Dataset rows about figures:

#####

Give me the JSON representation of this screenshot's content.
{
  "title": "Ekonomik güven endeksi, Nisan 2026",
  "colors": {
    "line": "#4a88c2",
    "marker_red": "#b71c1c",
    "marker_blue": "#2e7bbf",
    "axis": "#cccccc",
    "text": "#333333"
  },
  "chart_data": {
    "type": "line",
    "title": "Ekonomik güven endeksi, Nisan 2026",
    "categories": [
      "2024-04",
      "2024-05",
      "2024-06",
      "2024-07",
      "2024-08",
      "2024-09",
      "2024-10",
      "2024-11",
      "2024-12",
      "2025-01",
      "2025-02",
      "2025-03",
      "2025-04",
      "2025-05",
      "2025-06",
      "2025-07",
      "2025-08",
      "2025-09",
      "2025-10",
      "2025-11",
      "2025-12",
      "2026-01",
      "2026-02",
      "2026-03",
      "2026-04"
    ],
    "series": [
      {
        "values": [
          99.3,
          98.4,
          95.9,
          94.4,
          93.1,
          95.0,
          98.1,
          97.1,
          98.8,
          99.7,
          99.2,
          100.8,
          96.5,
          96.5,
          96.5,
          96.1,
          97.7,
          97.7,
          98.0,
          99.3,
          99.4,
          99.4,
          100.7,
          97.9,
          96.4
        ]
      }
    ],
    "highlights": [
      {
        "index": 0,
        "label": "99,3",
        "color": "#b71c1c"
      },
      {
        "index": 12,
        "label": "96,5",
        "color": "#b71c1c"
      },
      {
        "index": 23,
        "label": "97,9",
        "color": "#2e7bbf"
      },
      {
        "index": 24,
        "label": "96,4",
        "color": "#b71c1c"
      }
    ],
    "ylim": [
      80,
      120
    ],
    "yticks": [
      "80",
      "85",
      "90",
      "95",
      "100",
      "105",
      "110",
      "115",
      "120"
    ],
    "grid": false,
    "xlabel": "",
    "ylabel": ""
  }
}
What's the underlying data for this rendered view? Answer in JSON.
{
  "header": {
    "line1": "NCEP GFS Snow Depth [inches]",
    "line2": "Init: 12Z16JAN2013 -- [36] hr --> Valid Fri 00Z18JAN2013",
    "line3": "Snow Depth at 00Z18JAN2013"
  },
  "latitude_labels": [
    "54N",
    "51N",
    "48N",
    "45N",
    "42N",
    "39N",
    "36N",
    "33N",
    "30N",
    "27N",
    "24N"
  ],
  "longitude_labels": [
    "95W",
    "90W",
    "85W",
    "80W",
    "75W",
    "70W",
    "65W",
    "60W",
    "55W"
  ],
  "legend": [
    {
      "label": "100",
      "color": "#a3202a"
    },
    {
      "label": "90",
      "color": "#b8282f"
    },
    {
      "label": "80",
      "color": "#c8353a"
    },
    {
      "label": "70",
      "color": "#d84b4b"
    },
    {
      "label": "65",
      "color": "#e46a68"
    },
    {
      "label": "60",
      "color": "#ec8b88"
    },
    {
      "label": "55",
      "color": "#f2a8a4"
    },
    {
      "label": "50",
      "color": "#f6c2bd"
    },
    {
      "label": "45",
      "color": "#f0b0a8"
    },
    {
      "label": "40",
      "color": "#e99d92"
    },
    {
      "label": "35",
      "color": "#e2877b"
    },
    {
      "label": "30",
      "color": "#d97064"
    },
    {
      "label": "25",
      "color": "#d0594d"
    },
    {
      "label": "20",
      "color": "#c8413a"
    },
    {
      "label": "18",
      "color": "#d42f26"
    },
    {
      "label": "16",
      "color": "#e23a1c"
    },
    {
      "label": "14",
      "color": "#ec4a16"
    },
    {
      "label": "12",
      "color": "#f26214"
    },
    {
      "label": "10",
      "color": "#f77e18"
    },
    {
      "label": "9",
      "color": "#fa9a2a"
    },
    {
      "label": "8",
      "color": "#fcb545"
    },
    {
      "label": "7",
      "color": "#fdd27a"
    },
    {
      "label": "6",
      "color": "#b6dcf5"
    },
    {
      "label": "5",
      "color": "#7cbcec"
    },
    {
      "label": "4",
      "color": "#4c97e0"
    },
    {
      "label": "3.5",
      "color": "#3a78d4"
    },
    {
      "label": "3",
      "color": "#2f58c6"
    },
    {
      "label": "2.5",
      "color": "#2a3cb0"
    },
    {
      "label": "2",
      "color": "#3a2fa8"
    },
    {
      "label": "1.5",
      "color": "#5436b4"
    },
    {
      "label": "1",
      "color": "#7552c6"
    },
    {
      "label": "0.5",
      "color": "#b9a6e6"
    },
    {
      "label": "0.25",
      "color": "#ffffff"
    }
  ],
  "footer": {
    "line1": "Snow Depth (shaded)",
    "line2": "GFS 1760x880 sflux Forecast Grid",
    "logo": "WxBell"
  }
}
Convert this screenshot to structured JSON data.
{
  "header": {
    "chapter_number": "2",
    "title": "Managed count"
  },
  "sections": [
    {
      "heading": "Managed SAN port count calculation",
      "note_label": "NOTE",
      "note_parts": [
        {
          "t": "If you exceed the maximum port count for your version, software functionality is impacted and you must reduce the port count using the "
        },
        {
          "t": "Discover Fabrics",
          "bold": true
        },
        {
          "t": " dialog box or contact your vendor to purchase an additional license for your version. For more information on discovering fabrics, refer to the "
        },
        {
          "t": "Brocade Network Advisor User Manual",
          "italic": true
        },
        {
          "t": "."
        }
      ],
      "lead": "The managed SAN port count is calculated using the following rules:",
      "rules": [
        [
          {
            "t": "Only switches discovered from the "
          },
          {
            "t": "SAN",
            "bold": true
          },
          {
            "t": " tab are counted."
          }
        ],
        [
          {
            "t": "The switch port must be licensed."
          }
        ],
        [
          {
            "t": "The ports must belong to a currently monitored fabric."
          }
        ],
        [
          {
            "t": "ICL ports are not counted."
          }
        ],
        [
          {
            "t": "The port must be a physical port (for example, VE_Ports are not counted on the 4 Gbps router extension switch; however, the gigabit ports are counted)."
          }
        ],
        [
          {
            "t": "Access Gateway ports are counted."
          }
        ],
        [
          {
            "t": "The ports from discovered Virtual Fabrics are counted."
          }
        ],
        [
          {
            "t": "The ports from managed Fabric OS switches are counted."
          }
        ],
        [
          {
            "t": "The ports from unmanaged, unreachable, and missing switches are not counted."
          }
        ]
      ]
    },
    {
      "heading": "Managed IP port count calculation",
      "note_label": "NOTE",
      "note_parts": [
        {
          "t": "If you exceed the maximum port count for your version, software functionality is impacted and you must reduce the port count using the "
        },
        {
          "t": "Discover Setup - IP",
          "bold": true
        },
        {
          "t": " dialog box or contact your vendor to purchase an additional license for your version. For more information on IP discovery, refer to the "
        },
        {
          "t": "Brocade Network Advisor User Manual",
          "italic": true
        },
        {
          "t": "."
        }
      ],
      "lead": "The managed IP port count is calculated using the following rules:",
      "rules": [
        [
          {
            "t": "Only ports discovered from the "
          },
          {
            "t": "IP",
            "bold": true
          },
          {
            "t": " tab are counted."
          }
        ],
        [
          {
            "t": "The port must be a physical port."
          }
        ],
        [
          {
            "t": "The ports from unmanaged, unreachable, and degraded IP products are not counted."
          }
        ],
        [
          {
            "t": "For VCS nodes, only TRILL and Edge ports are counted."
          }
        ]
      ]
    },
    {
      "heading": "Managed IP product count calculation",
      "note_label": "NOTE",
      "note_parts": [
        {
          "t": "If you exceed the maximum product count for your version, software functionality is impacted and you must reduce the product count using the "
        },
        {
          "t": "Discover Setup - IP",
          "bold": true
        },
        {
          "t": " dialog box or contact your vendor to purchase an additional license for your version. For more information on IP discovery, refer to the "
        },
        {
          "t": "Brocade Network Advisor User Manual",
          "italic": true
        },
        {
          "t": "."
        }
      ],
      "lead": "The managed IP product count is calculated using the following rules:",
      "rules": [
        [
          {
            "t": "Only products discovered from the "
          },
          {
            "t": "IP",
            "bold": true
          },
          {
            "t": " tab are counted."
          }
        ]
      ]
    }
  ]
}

#####

WRITTEN PROBLEM -
Determine how many lines of the data contain "following" and give nothing but that number.

EXERCISE SOLUTION -
3